* Begin Dataset *
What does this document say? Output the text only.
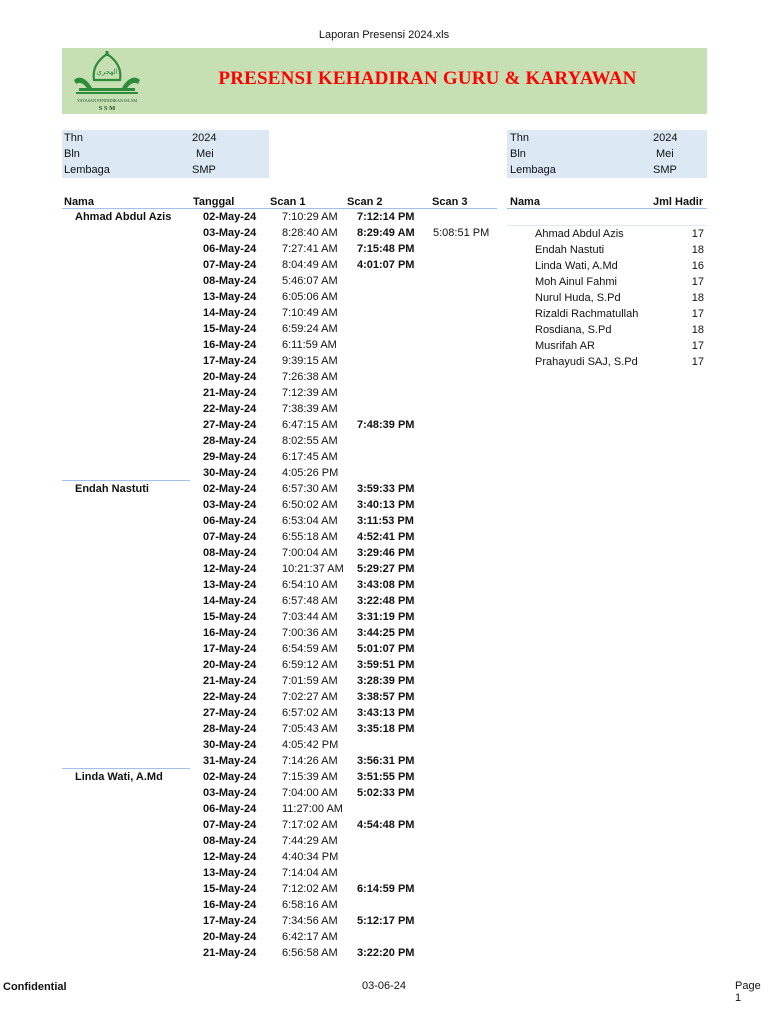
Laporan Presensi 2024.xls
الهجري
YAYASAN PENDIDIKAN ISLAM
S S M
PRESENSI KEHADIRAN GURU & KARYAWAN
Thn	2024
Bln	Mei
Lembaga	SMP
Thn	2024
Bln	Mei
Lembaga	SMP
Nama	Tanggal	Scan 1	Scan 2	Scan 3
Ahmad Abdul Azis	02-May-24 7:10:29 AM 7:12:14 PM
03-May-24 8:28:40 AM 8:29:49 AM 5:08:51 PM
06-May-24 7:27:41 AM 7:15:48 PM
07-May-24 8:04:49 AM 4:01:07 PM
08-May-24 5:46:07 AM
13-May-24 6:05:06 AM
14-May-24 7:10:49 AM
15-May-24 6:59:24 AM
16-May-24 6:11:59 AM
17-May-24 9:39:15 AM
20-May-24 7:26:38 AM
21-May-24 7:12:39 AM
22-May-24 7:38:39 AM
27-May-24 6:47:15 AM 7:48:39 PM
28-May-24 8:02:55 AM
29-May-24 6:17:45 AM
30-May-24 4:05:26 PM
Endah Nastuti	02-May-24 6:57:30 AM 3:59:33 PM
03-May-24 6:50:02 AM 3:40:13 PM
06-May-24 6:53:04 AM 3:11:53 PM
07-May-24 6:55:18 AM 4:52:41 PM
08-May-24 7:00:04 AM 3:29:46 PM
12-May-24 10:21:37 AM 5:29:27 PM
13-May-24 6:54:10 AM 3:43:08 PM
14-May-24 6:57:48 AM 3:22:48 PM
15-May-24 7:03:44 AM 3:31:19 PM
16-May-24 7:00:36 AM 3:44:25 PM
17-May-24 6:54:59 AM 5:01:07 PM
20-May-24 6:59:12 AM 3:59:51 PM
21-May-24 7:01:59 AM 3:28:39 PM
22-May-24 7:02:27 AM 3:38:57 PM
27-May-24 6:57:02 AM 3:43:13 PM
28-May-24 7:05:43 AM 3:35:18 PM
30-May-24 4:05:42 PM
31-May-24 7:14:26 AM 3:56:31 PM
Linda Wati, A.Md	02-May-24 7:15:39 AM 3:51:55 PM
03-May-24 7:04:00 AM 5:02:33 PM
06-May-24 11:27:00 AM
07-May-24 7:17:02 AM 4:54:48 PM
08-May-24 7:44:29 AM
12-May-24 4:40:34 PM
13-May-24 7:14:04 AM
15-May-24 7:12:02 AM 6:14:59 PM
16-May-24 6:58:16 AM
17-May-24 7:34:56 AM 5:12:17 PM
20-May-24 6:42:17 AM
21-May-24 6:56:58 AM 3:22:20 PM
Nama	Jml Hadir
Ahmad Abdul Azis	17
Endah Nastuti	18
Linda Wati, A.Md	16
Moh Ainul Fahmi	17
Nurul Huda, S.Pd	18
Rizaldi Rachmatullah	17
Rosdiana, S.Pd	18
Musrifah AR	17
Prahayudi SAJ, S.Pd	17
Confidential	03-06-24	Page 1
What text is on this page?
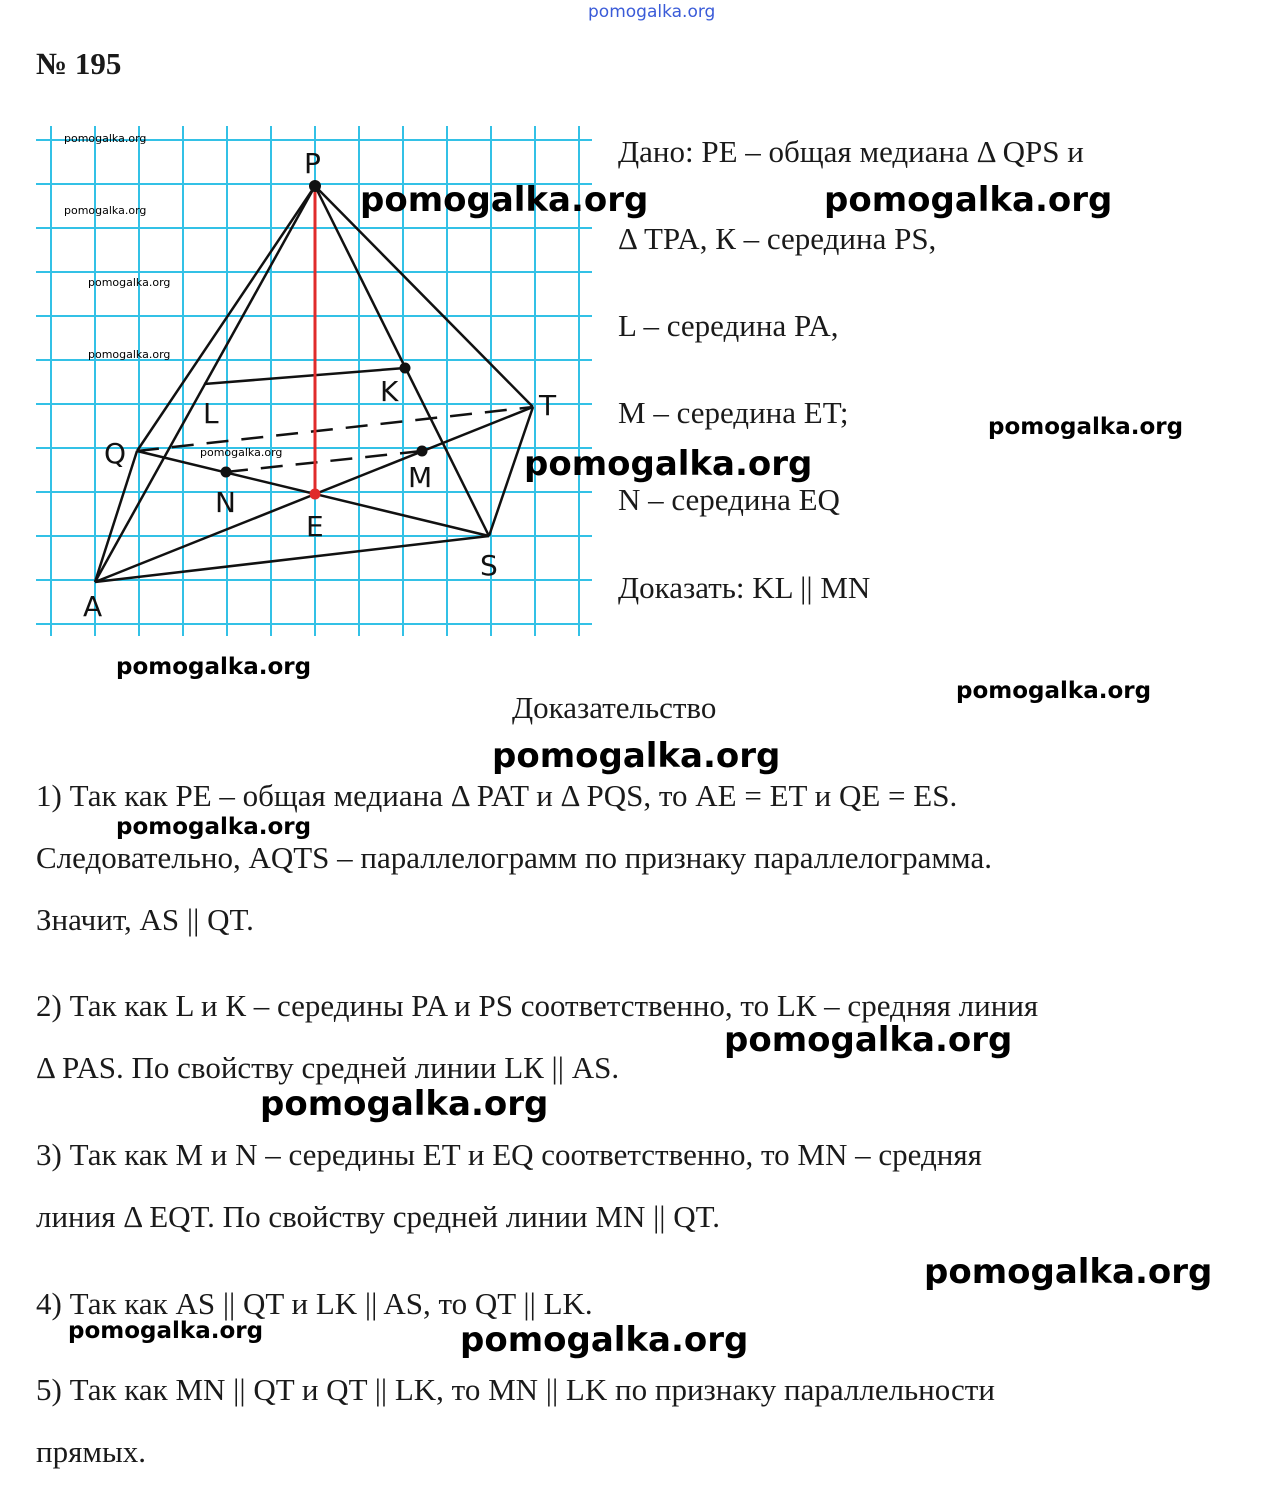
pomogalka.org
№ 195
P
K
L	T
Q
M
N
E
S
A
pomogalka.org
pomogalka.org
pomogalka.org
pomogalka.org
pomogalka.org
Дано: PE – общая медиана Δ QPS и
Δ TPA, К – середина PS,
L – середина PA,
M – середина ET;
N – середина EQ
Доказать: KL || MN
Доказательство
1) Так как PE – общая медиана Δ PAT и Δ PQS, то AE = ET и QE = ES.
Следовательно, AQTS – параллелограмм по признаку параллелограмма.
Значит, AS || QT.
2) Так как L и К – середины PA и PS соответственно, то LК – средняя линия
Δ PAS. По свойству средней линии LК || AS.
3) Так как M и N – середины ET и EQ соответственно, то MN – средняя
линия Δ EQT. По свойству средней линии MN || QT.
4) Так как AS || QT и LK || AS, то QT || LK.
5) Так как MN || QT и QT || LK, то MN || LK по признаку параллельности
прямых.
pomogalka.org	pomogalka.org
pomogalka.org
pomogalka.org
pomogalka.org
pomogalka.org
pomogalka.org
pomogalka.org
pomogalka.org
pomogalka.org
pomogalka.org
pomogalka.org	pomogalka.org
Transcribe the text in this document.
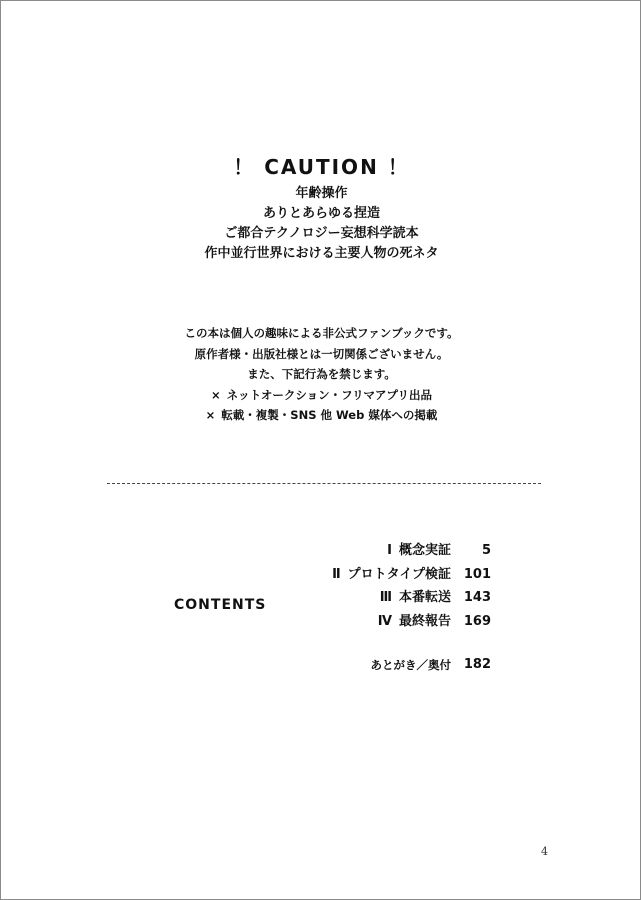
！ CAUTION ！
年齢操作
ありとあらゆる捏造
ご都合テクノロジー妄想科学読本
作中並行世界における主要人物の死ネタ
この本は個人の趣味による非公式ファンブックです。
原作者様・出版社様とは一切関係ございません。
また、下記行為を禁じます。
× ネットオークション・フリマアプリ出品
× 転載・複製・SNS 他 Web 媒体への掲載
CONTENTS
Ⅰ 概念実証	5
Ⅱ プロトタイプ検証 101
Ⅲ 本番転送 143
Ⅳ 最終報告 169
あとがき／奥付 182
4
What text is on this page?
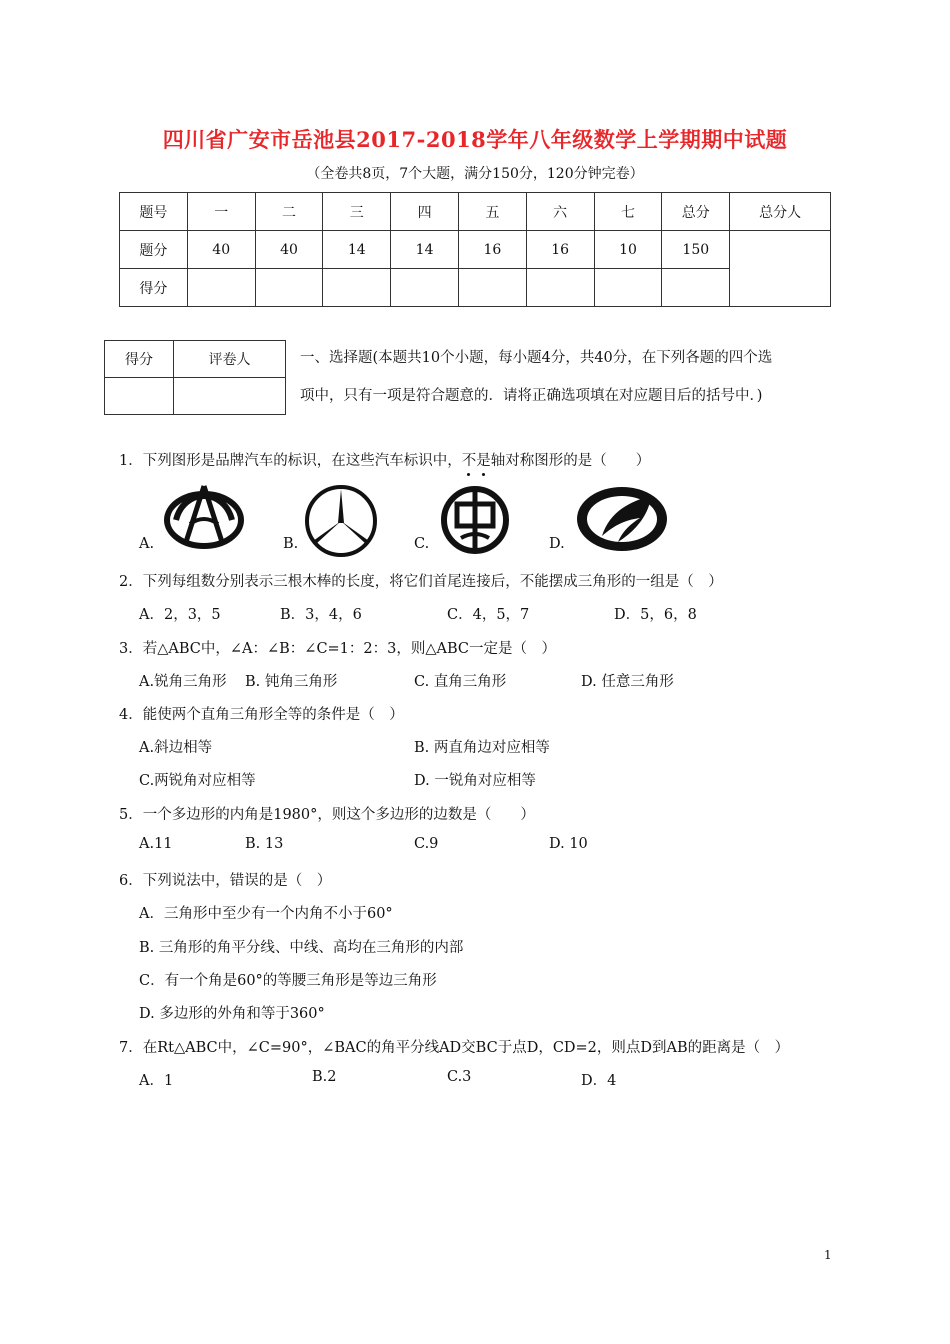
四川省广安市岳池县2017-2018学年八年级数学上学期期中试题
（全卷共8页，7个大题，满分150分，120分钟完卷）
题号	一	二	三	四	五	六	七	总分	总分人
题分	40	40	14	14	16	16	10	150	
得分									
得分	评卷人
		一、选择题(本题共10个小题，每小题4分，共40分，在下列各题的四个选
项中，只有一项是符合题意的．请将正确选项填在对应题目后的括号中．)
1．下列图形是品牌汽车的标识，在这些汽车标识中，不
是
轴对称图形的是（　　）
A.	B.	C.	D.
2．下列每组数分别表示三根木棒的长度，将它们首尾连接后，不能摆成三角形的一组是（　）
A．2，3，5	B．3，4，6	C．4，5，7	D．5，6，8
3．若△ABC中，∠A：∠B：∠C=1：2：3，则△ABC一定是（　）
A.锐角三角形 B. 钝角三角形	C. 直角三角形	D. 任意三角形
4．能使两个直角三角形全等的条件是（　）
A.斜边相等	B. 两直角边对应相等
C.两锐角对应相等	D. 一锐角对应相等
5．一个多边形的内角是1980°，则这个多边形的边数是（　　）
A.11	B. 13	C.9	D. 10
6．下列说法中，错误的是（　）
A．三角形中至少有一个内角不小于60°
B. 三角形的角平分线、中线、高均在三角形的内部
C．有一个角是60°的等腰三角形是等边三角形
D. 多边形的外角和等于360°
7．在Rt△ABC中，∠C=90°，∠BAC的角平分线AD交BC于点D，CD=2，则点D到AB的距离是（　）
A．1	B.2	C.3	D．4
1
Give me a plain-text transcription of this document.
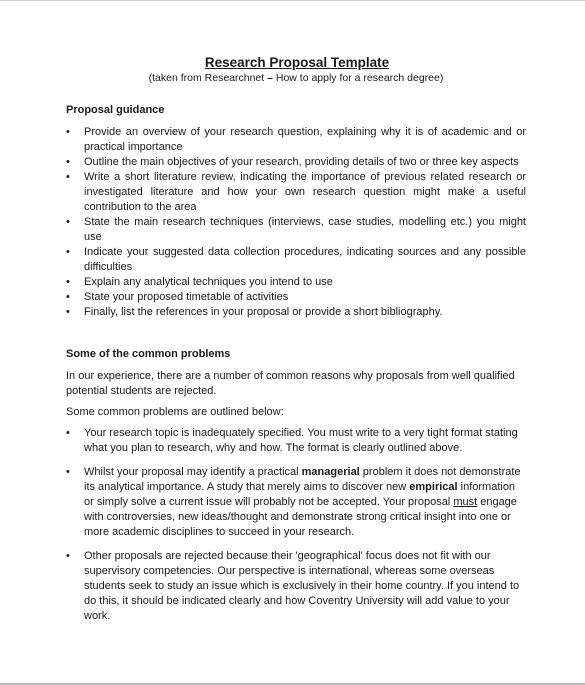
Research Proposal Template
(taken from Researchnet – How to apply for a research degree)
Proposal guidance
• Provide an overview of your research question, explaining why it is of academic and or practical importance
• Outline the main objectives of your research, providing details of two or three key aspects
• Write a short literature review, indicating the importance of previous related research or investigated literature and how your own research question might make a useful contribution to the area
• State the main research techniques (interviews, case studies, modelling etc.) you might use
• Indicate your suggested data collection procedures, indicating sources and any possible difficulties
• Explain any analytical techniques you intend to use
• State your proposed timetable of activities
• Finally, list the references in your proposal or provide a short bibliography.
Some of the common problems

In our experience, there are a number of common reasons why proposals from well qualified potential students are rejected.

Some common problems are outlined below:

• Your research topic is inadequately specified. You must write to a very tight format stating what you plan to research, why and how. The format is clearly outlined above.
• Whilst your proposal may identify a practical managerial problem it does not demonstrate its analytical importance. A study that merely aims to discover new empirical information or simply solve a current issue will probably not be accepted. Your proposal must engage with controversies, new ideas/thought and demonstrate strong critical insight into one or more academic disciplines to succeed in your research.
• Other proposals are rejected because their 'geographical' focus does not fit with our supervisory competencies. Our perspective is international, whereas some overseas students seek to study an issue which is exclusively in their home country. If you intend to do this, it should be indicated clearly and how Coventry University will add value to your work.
* End Dataset *
**Task requirements:** Copy out every line of the material above exactly, skipping the pictures.

**The result:**
What does this document say? Output the text only.
Laporan Presensi 2024.xls
الهجري
YAYASAN PENDIDIKAN ISLAM
S S M
PRESENSI KEHADIRAN GURU & KARYAWAN
Thn	2024
Bln	Mei
Lembaga	SMP
Thn	2024
Bln	Mei
Lembaga	SMP
Nama	Tanggal	Scan 1	Scan 2	Scan 3
Ahmad Abdul Azis	02-May-24 7:10:29 AM 7:12:14 PM
03-May-24 8:28:40 AM 8:29:49 AM 5:08:51 PM
06-May-24 7:27:41 AM 7:15:48 PM
07-May-24 8:04:49 AM 4:01:07 PM
08-May-24 5:46:07 AM
13-May-24 6:05:06 AM
14-May-24 7:10:49 AM
15-May-24 6:59:24 AM
16-May-24 6:11:59 AM
17-May-24 9:39:15 AM
20-May-24 7:26:38 AM
21-May-24 7:12:39 AM
22-May-24 7:38:39 AM
27-May-24 6:47:15 AM 7:48:39 PM
28-May-24 8:02:55 AM
29-May-24 6:17:45 AM
30-May-24 4:05:26 PM
Endah Nastuti	02-May-24 6:57:30 AM 3:59:33 PM
03-May-24 6:50:02 AM 3:40:13 PM
06-May-24 6:53:04 AM 3:11:53 PM
07-May-24 6:55:18 AM 4:52:41 PM
08-May-24 7:00:04 AM 3:29:46 PM
12-May-24 10:21:37 AM 5:29:27 PM
13-May-24 6:54:10 AM 3:43:08 PM
14-May-24 6:57:48 AM 3:22:48 PM
15-May-24 7:03:44 AM 3:31:19 PM
16-May-24 7:00:36 AM 3:44:25 PM
17-May-24 6:54:59 AM 5:01:07 PM
20-May-24 6:59:12 AM 3:59:51 PM
21-May-24 7:01:59 AM 3:28:39 PM
22-May-24 7:02:27 AM 3:38:57 PM
27-May-24 6:57:02 AM 3:43:13 PM
28-May-24 7:05:43 AM 3:35:18 PM
30-May-24 4:05:42 PM
31-May-24 7:14:26 AM 3:56:31 PM
Linda Wati, A.Md	02-May-24 7:15:39 AM 3:51:55 PM
03-May-24 7:04:00 AM 5:02:33 PM
06-May-24 11:27:00 AM
07-May-24 7:17:02 AM 4:54:48 PM
08-May-24 7:44:29 AM
12-May-24 4:40:34 PM
13-May-24 7:14:04 AM
15-May-24 7:12:02 AM 6:14:59 PM
16-May-24 6:58:16 AM
17-May-24 7:34:56 AM 5:12:17 PM
20-May-24 6:42:17 AM
21-May-24 6:56:58 AM 3:22:20 PM
Nama	Jml Hadir
Ahmad Abdul Azis	17
Endah Nastuti	18
Linda Wati, A.Md	16
Moh Ainul Fahmi	17
Nurul Huda, S.Pd	18
Rizaldi Rachmatullah	17
Rosdiana, S.Pd	18
Musrifah AR	17
Prahayudi SAJ, S.Pd	17
Confidential	03-06-24	Page 1
What text is on this page?
pomogalka.org
№ 195
P
K
L	T
Q
M
N
E
S
A
pomogalka.org
pomogalka.org
pomogalka.org
pomogalka.org
pomogalka.org
Дано: PE – общая медиана Δ QPS и
Δ TPA, К – середина PS,
L – середина PA,
M – середина ET;
N – середина EQ
Доказать: KL || MN
Доказательство
1) Так как PE – общая медиана Δ PAT и Δ PQS, то AE = ET и QE = ES.
Следовательно, AQTS – параллелограмм по признаку параллелограмма.
Значит, AS || QT.
2) Так как L и К – середины PA и PS соответственно, то LК – средняя линия
Δ PAS. По свойству средней линии LК || AS.
3) Так как M и N – середины ET и EQ соответственно, то MN – средняя
линия Δ EQT. По свойству средней линии MN || QT.
4) Так как AS || QT и LK || AS, то QT || LK.
5) Так как MN || QT и QT || LK, то MN || LK по признаку параллельности
прямых.
pomogalka.org	pomogalka.org
pomogalka.org
pomogalka.org
pomogalka.org
pomogalka.org
pomogalka.org
pomogalka.org
pomogalka.org
pomogalka.org
pomogalka.org
pomogalka.org	pomogalka.org
Transcribe the text in this document.
！ CAUTION ！
年齢操作
ありとあらゆる捏造
ご都合テクノロジー妄想科学読本
作中並行世界における主要人物の死ネタ
この本は個人の趣味による非公式ファンブックです。
原作者様・出版社様とは一切関係ございません。
また、下記行為を禁じます。
× ネットオークション・フリマアプリ出品
× 転載・複製・SNS 他 Web 媒体への掲載
CONTENTS
Ⅰ 概念実証	5
Ⅱ プロトタイプ検証 101
Ⅲ 本番転送 143
Ⅳ 最終報告 169
あとがき／奥付 182
4
What text is on this page?
四川省广安市岳池县2017-2018学年八年级数学上学期期中试题
（全卷共8页，7个大题，满分150分，120分钟完卷）
题号	一	二	三	四	五	六	七	总分	总分人
题分	40	40	14	14	16	16	10	150	
得分									
得分	评卷人
		一、选择题(本题共10个小题，每小题4分，共40分，在下列各题的四个选
项中，只有一项是符合题意的．请将正确选项填在对应题目后的括号中．)
1．下列图形是品牌汽车的标识，在这些汽车标识中，不
是
轴对称图形的是（　　）
A.	B.	C.	D.
2．下列每组数分别表示三根木棒的长度，将它们首尾连接后，不能摆成三角形的一组是（　）
A．2，3，5	B．3，4，6	C．4，5，7	D．5，6，8
3．若△ABC中，∠A：∠B：∠C=1：2：3，则△ABC一定是（　）
A.锐角三角形 B. 钝角三角形	C. 直角三角形	D. 任意三角形
4．能使两个直角三角形全等的条件是（　）
A.斜边相等	B. 两直角边对应相等
C.两锐角对应相等	D. 一锐角对应相等
5．一个多边形的内角是1980°，则这个多边形的边数是（　　）
A.11	B. 13	C.9	D. 10
6．下列说法中，错误的是（　）
A．三角形中至少有一个内角不小于60°
B. 三角形的角平分线、中线、高均在三角形的内部
C．有一个角是60°的等腰三角形是等边三角形
D. 多边形的外角和等于360°
7．在Rt△ABC中，∠C=90°，∠BAC的角平分线AD交BC于点D，CD=2，则点D到AB的距离是（　）
A．1	B.2	C.3	D．4
1
Give me a plain-text transcription of this document.
Research Proposal Template
(taken from Researchnet – How to apply for a research degree)
Proposal guidance
• Provide an overview of your research question, explaining why it is of academic and or practical importance
• Outline the main objectives of your research, providing details of two or three key aspects
• Write a short literature review, indicating the importance of previous related research or investigated literature and how your own research question might make a useful contribution to the area
• State the main research techniques (interviews, case studies, modelling etc.) you might use
• Indicate your suggested data collection procedures, indicating sources and any possible difficulties
• Explain any analytical techniques you intend to use
• State your proposed timetable of activities
• Finally, list the references in your proposal or provide a short bibliography.
Some of the common problems

In our experience, there are a number of common reasons why proposals from well qualified potential students are rejected.

Some common problems are outlined below:

• Your research topic is inadequately specified. You must write to a very tight format stating what you plan to research, why and how. The format is clearly outlined above.
• Whilst your proposal may identify a practical managerial problem it does not demonstrate its analytical importance. A study that merely aims to discover new empirical information or simply solve a current issue will probably not be accepted. Your proposal must engage with controversies, new ideas/thought and demonstrate strong critical insight into one or more academic disciplines to succeed in your research.
• Other proposals are rejected because their 'geographical' focus does not fit with our supervisory competencies. Our perspective is international, whereas some overseas students seek to study an issue which is exclusively in their home country. If you intend to do this, it should be indicated clearly and how Coventry University will add value to your work.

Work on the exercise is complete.